• **Written problem**
Each line of the material below that holds the word "name" needs to be copied.

• **Provided data**
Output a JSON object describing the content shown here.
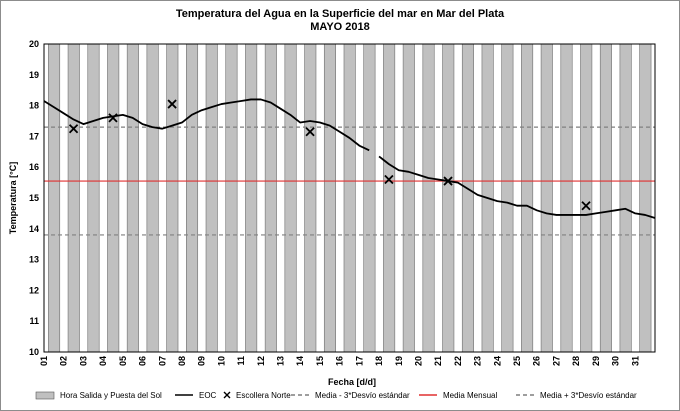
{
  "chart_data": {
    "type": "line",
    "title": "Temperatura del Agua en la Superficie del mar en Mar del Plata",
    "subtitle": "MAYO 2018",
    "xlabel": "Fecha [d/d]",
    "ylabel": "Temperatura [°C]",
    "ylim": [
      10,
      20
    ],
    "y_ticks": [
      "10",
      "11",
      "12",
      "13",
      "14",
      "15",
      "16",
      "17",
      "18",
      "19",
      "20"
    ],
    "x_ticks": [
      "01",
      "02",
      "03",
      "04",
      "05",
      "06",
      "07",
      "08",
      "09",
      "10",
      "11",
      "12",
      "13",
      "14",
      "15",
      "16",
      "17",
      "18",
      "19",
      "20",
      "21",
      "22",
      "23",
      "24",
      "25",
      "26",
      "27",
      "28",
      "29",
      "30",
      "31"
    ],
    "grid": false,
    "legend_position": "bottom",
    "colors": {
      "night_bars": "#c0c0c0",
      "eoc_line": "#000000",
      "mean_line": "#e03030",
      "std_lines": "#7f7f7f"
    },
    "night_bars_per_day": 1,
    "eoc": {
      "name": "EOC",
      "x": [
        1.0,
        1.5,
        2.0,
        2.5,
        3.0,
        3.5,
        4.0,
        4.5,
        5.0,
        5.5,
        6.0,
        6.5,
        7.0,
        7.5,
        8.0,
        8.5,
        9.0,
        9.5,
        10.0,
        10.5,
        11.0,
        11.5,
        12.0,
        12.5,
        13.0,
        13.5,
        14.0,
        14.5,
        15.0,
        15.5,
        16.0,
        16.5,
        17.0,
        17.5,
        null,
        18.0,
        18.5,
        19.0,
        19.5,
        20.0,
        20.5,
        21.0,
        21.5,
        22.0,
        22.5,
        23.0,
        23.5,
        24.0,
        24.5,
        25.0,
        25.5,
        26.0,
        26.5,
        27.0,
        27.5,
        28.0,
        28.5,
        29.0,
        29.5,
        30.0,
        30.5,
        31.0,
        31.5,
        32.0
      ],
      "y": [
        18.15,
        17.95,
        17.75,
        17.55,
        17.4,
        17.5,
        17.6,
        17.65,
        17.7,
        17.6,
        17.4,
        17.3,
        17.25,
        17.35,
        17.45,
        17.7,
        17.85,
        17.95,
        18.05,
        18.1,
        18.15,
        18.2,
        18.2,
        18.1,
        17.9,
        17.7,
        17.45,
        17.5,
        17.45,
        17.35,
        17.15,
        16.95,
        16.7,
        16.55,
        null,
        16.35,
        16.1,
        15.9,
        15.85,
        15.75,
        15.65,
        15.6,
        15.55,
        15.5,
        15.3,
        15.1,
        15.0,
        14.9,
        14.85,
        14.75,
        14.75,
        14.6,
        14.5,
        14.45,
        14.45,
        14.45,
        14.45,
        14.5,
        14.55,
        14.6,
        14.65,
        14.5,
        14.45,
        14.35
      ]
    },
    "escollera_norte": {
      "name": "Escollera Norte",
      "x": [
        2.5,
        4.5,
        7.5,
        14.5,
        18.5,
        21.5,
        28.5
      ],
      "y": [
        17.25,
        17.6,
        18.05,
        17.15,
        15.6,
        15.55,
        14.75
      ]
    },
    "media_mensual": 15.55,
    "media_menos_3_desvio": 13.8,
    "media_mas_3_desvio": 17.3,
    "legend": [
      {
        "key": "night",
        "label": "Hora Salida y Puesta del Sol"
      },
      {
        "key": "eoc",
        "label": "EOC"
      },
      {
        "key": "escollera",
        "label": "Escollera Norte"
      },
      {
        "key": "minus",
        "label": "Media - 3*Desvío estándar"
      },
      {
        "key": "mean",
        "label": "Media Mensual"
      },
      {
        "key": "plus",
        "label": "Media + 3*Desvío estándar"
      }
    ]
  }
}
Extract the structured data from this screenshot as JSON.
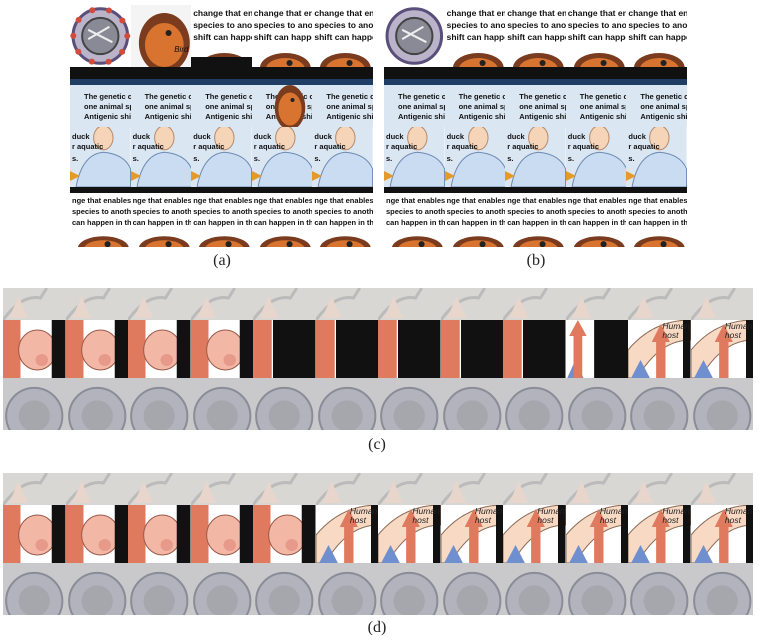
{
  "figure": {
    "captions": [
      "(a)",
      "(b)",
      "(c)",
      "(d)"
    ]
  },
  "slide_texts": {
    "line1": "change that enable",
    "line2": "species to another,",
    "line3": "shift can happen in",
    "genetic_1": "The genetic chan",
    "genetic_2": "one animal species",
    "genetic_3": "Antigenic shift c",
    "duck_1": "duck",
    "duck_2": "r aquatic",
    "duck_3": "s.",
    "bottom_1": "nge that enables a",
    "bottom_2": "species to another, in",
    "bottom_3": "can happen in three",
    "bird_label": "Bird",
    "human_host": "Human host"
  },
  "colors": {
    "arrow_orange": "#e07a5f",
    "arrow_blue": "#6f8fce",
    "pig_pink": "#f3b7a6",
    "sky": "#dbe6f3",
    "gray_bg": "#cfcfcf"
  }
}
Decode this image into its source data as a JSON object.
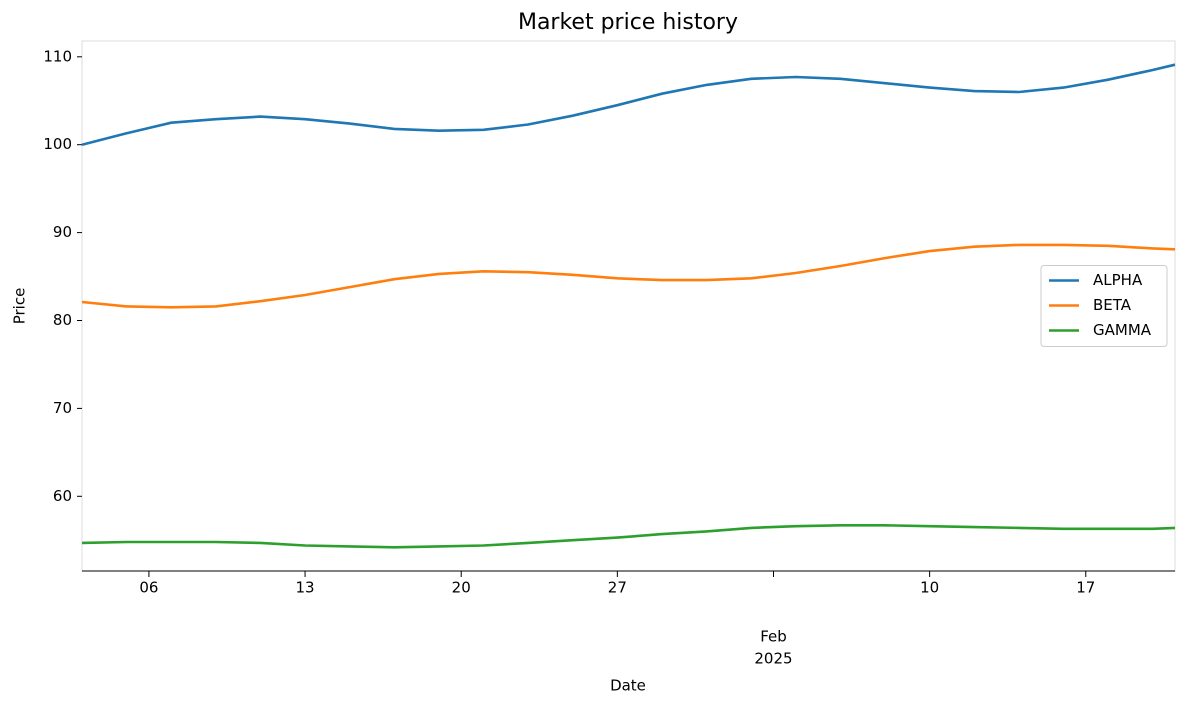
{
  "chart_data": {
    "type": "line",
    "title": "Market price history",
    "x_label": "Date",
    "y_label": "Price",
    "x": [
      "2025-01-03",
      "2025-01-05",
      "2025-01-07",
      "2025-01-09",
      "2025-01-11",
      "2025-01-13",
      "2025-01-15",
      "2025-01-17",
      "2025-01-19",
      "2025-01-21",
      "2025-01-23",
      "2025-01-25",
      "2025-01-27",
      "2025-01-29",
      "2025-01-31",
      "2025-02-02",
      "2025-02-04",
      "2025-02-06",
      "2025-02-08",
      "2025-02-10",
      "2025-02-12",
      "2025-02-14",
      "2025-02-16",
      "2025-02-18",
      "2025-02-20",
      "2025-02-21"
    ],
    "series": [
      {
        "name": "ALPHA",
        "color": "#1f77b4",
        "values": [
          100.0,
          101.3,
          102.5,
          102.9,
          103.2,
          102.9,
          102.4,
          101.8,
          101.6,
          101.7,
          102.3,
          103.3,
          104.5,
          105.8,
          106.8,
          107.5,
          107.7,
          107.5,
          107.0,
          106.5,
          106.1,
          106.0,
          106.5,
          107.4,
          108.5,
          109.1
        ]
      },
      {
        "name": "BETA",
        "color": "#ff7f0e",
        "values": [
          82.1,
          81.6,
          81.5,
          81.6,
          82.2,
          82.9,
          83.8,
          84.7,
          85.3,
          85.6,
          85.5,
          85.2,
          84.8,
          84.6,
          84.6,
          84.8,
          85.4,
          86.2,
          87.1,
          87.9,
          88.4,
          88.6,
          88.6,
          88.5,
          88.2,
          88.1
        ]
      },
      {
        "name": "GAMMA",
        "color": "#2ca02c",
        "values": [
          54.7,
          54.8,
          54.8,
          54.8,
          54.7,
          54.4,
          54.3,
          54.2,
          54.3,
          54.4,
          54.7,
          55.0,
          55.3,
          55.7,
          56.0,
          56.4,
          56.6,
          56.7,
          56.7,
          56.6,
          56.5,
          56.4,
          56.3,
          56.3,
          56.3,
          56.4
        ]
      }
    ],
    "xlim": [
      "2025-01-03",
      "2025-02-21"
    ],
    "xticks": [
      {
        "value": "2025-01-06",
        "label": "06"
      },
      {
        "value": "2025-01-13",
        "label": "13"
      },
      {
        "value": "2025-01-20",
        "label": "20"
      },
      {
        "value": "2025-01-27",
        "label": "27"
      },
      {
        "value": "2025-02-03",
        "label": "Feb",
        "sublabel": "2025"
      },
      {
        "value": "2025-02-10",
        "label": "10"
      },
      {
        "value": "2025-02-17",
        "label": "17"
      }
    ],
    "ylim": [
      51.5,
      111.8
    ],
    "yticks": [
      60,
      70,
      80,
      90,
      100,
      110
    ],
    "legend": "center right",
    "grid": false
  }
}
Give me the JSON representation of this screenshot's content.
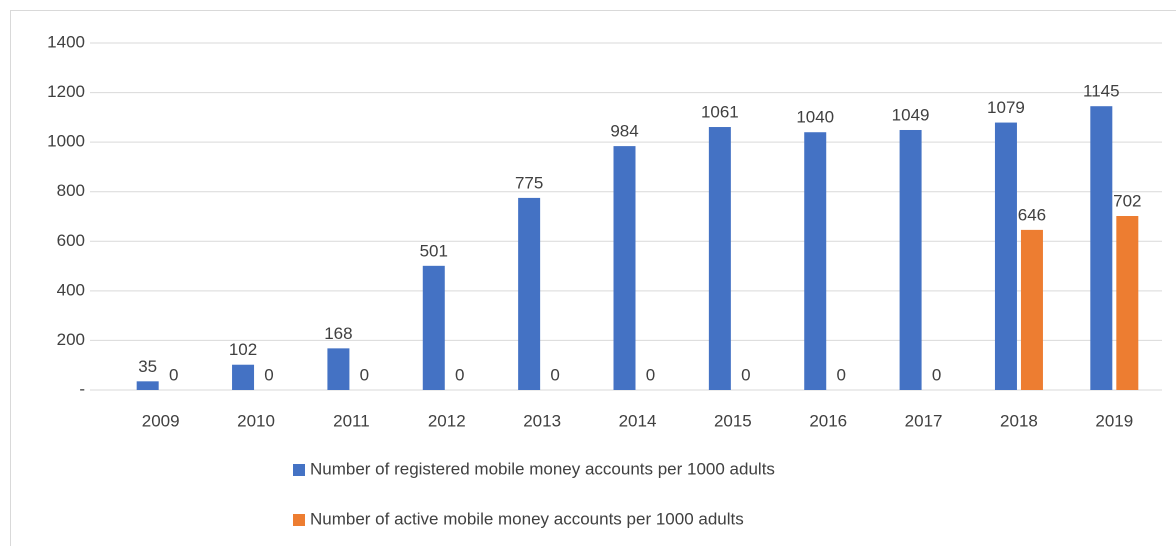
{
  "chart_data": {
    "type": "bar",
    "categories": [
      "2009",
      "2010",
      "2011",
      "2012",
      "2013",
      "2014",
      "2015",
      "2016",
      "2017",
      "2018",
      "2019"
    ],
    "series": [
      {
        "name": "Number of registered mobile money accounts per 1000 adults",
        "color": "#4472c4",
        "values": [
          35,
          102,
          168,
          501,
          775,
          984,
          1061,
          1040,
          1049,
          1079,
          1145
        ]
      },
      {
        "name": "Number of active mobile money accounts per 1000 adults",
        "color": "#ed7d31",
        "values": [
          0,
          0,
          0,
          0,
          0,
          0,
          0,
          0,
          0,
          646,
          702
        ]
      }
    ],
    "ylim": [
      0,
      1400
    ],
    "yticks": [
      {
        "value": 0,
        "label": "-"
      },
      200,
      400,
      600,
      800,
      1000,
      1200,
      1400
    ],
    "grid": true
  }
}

• **Task output**
      "name": "EOC",
      "name": "Escollera Norte",
        "name": "ALPHA",
        "name": "BETA",
        "name": "GAMMA",
        "name": "Number of registered mobile money accounts per 1000 adults",
        "name": "Number of active mobile money accounts per 1000 adults",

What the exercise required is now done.